■ WORK TO DO ■
Could you repeat the records below exactly, leaving out any pictures?

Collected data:

══════════

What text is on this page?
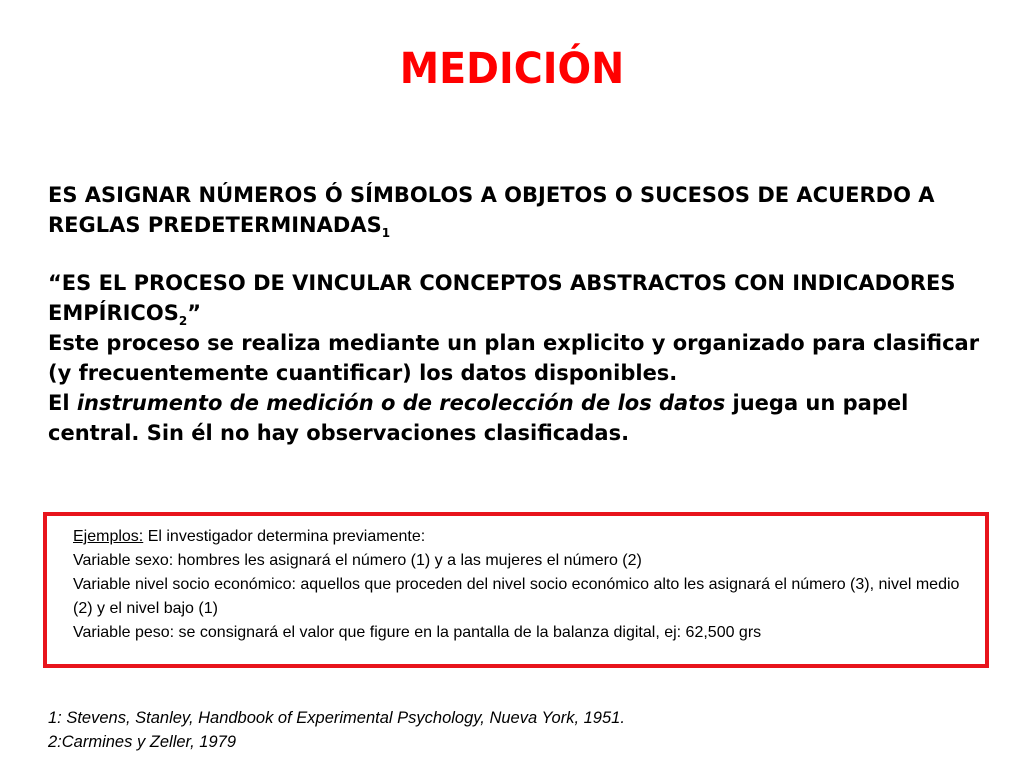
MEDICIÓN

ES ASIGNAR NÚMEROS Ó SÍMBOLOS A OBJETOS O SUCESOS DE ACUERDO A REGLAS $PREDETERMINADAS_1$

“ES EL PROCESO DE VINCULAR CONCEPTOS ABSTRACTOS CON INDICADORES $EMPÍRICOS_2$”

Este proceso se realiza mediante un plan explicito y organizado para clasificar (y frecuentemente cuantificar) los datos disponibles.

El instrumento de medición o de recolección de los datos juega un papel central. Sin él no hay observaciones clasificadas.

Ejemplos: El investigador determina previamente:

Variable sexo: hombres les asignará el número (1) y a las mujeres el número (2)

Variable nivel socio económico: aquellos que proceden del nivel socio económico alto les asignará el número (3), nivel medio (2) y el nivel bajo (1)

Variable peso: se consignará el valor que figure en la pantalla de la balanza digital, ej: 62,500 grs

1: Stevens, Stanley, Handbook of Experimental Psychology, Nueva York, 1951.

2:Carmines y Zeller, 1979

══════════

■ OUTPUT OF THE EXERCISE ■
What text is on this page?
MEDICIÓN

ES ASIGNAR NÚMEROS Ó SÍMBOLOS A OBJETOS O SUCESOS DE ACUERDO A REGLAS $PREDETERMINADAS_1$

“ES EL PROCESO DE VINCULAR CONCEPTOS ABSTRACTOS CON INDICADORES $EMPÍRICOS_2$”

Este proceso se realiza mediante un plan explicito y organizado para clasificar (y frecuentemente cuantificar) los datos disponibles.

El instrumento de medición o de recolección de los datos juega un papel central. Sin él no hay observaciones clasificadas.

Ejemplos: El investigador determina previamente:

Variable sexo: hombres les asignará el número (1) y a las mujeres el número (2)

Variable nivel socio económico: aquellos que proceden del nivel socio económico alto les asignará el número (3), nivel medio (2) y el nivel bajo (1)

Variable peso: se consignará el valor que figure en la pantalla de la balanza digital, ej: 62,500 grs

1: Stevens, Stanley, Handbook of Experimental Psychology, Nueva York, 1951.

2:Carmines y Zeller, 1979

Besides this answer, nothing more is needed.